= Instructions for the task =
Transcribe all the records with complete accuracy.
★ ★ ★
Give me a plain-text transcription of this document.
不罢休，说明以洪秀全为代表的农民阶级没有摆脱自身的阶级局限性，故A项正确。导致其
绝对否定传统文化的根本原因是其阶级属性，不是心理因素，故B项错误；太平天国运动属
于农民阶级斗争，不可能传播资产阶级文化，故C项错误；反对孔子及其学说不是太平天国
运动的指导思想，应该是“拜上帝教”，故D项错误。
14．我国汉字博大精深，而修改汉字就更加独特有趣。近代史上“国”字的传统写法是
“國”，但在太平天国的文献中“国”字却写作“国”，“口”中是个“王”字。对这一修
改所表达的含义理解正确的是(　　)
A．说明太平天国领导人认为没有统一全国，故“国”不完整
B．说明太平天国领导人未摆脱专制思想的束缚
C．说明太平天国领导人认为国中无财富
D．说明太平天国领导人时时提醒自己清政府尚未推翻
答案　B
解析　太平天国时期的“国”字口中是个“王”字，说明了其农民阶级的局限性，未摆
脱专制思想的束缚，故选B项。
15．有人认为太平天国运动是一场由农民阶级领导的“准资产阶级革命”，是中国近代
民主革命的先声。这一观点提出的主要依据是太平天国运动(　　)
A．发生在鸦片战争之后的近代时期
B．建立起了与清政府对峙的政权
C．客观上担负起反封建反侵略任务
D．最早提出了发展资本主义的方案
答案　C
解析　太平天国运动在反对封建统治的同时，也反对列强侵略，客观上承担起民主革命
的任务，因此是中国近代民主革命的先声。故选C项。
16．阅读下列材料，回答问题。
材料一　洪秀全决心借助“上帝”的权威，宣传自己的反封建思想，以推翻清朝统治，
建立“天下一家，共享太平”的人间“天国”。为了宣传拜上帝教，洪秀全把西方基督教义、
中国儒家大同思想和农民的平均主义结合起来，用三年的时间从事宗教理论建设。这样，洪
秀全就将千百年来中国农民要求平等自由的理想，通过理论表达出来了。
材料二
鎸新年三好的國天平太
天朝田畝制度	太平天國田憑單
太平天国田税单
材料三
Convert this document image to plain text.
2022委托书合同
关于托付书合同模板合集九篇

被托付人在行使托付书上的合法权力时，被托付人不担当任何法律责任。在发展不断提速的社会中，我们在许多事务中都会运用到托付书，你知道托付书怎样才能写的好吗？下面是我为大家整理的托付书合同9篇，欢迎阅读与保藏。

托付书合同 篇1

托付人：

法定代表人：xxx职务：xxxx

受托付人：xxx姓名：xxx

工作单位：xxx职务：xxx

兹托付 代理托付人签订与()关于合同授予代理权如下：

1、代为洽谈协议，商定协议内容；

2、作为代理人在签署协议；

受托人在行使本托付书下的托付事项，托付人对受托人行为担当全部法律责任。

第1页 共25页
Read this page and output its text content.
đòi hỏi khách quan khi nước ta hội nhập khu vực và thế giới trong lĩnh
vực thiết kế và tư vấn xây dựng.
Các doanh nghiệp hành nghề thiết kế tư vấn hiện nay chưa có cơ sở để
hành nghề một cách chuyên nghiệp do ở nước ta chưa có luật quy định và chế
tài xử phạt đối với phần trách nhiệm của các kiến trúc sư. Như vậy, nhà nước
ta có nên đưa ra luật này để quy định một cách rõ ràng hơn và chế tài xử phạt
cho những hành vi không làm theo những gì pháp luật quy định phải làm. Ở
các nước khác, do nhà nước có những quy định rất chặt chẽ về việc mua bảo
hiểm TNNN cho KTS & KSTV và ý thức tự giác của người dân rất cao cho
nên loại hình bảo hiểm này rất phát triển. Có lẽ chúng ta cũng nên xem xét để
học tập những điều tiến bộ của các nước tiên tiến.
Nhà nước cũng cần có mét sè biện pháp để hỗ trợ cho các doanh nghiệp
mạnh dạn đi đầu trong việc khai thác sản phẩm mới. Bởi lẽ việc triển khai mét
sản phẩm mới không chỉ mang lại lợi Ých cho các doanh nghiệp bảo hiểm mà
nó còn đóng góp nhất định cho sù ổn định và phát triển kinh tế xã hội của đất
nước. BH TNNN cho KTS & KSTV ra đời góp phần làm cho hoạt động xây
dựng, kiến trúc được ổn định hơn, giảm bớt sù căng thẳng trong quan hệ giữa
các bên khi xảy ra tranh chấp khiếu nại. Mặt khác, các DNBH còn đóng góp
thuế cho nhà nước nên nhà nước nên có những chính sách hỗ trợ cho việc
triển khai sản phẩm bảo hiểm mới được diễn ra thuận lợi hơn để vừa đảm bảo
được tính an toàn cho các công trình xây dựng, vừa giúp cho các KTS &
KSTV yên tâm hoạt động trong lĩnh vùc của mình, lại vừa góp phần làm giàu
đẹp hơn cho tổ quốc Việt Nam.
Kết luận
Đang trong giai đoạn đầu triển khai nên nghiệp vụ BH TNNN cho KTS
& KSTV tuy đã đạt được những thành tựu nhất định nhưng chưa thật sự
★ ★ ★
= Exercise result =
Give me a plain-text transcription of this document.
不罢休，说明以洪秀全为代表的农民阶级没有摆脱自身的阶级局限性，故A项正确。导致其
绝对否定传统文化的根本原因是其阶级属性，不是心理因素，故B项错误；太平天国运动属
于农民阶级斗争，不可能传播资产阶级文化，故C项错误；反对孔子及其学说不是太平天国
运动的指导思想，应该是“拜上帝教”，故D项错误。
14．我国汉字博大精深，而修改汉字就更加独特有趣。近代史上“国”字的传统写法是
“國”，但在太平天国的文献中“国”字却写作“国”，“口”中是个“王”字。对这一修
改所表达的含义理解正确的是(　　)
A．说明太平天国领导人认为没有统一全国，故“国”不完整
B．说明太平天国领导人未摆脱专制思想的束缚
C．说明太平天国领导人认为国中无财富
D．说明太平天国领导人时时提醒自己清政府尚未推翻
答案　B
解析　太平天国时期的“国”字口中是个“王”字，说明了其农民阶级的局限性，未摆
脱专制思想的束缚，故选B项。
15．有人认为太平天国运动是一场由农民阶级领导的“准资产阶级革命”，是中国近代
民主革命的先声。这一观点提出的主要依据是太平天国运动(　　)
A．发生在鸦片战争之后的近代时期
B．建立起了与清政府对峙的政权
C．客观上担负起反封建反侵略任务
D．最早提出了发展资本主义的方案
答案　C
解析　太平天国运动在反对封建统治的同时，也反对列强侵略，客观上承担起民主革命
的任务，因此是中国近代民主革命的先声。故选C项。
16．阅读下列材料，回答问题。
材料一　洪秀全决心借助“上帝”的权威，宣传自己的反封建思想，以推翻清朝统治，
建立“天下一家，共享太平”的人间“天国”。为了宣传拜上帝教，洪秀全把西方基督教义、
中国儒家大同思想和农民的平均主义结合起来，用三年的时间从事宗教理论建设。这样，洪
秀全就将千百年来中国农民要求平等自由的理想，通过理论表达出来了。
材料二
鎸新年三好的國天平太
天朝田畝制度	太平天國田憑單
太平天国田税单
材料三
Convert this document image to plain text.
2022委托书合同
关于托付书合同模板合集九篇

被托付人在行使托付书上的合法权力时，被托付人不担当任何法律责任。在发展不断提速的社会中，我们在许多事务中都会运用到托付书，你知道托付书怎样才能写的好吗？下面是我为大家整理的托付书合同9篇，欢迎阅读与保藏。

托付书合同 篇1

托付人：

法定代表人：xxx职务：xxxx

受托付人：xxx姓名：xxx

工作单位：xxx职务：xxx

兹托付 代理托付人签订与()关于合同授予代理权如下：

1、代为洽谈协议，商定协议内容；

2、作为代理人在签署协议；

受托人在行使本托付书下的托付事项，托付人对受托人行为担当全部法律责任。

第1页 共25页
Read this page and output its text content.
đòi hỏi khách quan khi nước ta hội nhập khu vực và thế giới trong lĩnh
vực thiết kế và tư vấn xây dựng.
Các doanh nghiệp hành nghề thiết kế tư vấn hiện nay chưa có cơ sở để
hành nghề một cách chuyên nghiệp do ở nước ta chưa có luật quy định và chế
tài xử phạt đối với phần trách nhiệm của các kiến trúc sư. Như vậy, nhà nước
ta có nên đưa ra luật này để quy định một cách rõ ràng hơn và chế tài xử phạt
cho những hành vi không làm theo những gì pháp luật quy định phải làm. Ở
các nước khác, do nhà nước có những quy định rất chặt chẽ về việc mua bảo
hiểm TNNN cho KTS & KSTV và ý thức tự giác của người dân rất cao cho
nên loại hình bảo hiểm này rất phát triển. Có lẽ chúng ta cũng nên xem xét để
học tập những điều tiến bộ của các nước tiên tiến.
Nhà nước cũng cần có mét sè biện pháp để hỗ trợ cho các doanh nghiệp
mạnh dạn đi đầu trong việc khai thác sản phẩm mới. Bởi lẽ việc triển khai mét
sản phẩm mới không chỉ mang lại lợi Ých cho các doanh nghiệp bảo hiểm mà
nó còn đóng góp nhất định cho sù ổn định và phát triển kinh tế xã hội của đất
nước. BH TNNN cho KTS & KSTV ra đời góp phần làm cho hoạt động xây
dựng, kiến trúc được ổn định hơn, giảm bớt sù căng thẳng trong quan hệ giữa
các bên khi xảy ra tranh chấp khiếu nại. Mặt khác, các DNBH còn đóng góp
thuế cho nhà nước nên nhà nước nên có những chính sách hỗ trợ cho việc
triển khai sản phẩm bảo hiểm mới được diễn ra thuận lợi hơn để vừa đảm bảo
được tính an toàn cho các công trình xây dựng, vừa giúp cho các KTS &
KSTV yên tâm hoạt động trong lĩnh vùc của mình, lại vừa góp phần làm giàu
đẹp hơn cho tổ quốc Việt Nam.
Kết luận
Đang trong giai đoạn đầu triển khai nên nghiệp vụ BH TNNN cho KTS
& KSTV tuy đã đạt được những thành tựu nhất định nhưng chưa thật sự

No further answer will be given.